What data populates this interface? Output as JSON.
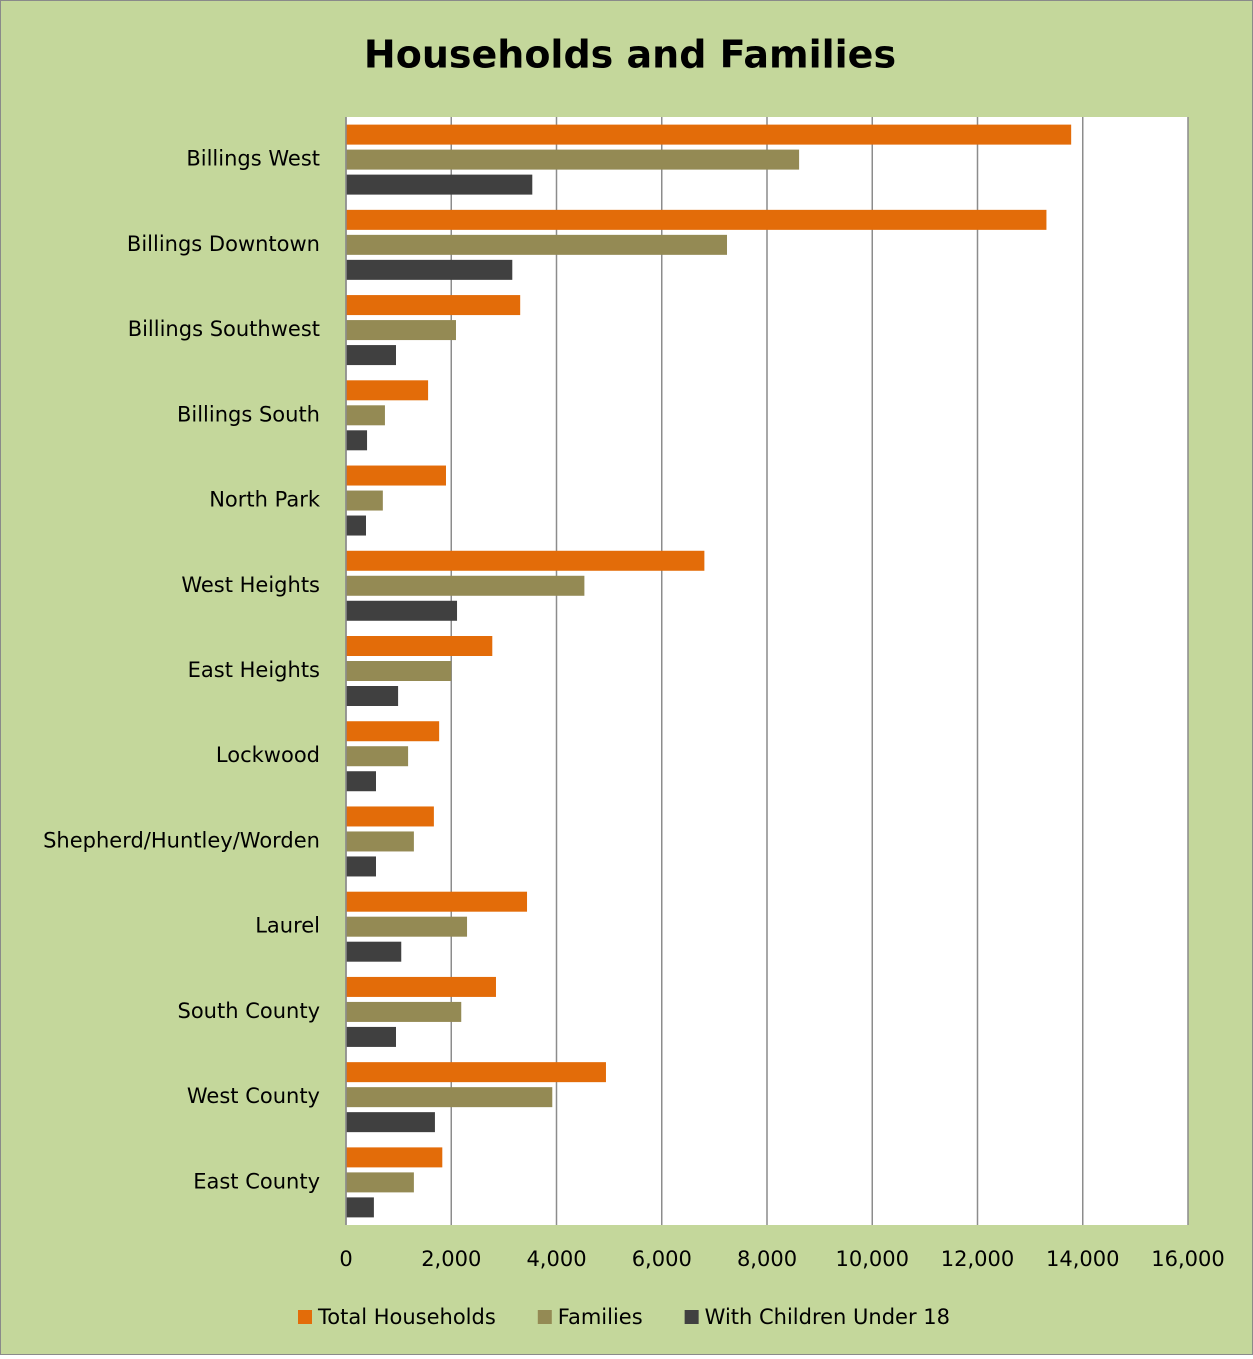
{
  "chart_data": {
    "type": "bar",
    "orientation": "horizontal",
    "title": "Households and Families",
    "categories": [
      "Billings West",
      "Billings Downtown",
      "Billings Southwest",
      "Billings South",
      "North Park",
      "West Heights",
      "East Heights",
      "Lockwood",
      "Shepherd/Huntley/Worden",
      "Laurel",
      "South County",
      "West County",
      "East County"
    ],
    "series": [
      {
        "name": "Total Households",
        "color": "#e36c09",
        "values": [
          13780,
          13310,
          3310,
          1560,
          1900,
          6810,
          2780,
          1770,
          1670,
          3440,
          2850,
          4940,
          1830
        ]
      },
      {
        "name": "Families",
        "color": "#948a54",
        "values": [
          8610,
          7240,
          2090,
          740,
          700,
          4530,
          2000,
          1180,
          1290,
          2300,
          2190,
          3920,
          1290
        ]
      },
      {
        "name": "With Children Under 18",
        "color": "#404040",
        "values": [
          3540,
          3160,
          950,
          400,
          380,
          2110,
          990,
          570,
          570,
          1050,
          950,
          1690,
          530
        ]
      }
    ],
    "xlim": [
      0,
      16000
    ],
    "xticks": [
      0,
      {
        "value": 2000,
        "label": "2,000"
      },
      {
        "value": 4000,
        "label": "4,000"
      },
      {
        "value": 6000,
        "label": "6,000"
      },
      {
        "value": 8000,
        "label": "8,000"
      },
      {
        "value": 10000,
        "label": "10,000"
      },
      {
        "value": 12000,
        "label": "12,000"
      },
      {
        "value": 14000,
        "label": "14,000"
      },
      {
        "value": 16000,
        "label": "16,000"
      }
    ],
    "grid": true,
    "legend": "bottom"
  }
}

◆ Exercise details ◆
Quote the entries in full. Any image among them is to be omitted from the copy.

◆ Task response ◆
What data populates this interface? Output as JSON.
{
  "chart_data": {
    "type": "bar",
    "orientation": "horizontal",
    "title": "Households and Families",
    "categories": [
      "Billings West",
      "Billings Downtown",
      "Billings Southwest",
      "Billings South",
      "North Park",
      "West Heights",
      "East Heights",
      "Lockwood",
      "Shepherd/Huntley/Worden",
      "Laurel",
      "South County",
      "West County",
      "East County"
    ],
    "series": [
      {
        "name": "Total Households",
        "color": "#e36c09",
        "values": [
          13780,
          13310,
          3310,
          1560,
          1900,
          6810,
          2780,
          1770,
          1670,
          3440,
          2850,
          4940,
          1830
        ]
      },
      {
        "name": "Families",
        "color": "#948a54",
        "values": [
          8610,
          7240,
          2090,
          740,
          700,
          4530,
          2000,
          1180,
          1290,
          2300,
          2190,
          3920,
          1290
        ]
      },
      {
        "name": "With Children Under 18",
        "color": "#404040",
        "values": [
          3540,
          3160,
          950,
          400,
          380,
          2110,
          990,
          570,
          570,
          1050,
          950,
          1690,
          530
        ]
      }
    ],
    "xlim": [
      0,
      16000
    ],
    "xticks": [
      0,
      {
        "value": 2000,
        "label": "2,000"
      },
      {
        "value": 4000,
        "label": "4,000"
      },
      {
        "value": 6000,
        "label": "6,000"
      },
      {
        "value": 8000,
        "label": "8,000"
      },
      {
        "value": 10000,
        "label": "10,000"
      },
      {
        "value": 12000,
        "label": "12,000"
      },
      {
        "value": 14000,
        "label": "14,000"
      },
      {
        "value": 16000,
        "label": "16,000"
      }
    ],
    "grid": true,
    "legend": "bottom"
  }
}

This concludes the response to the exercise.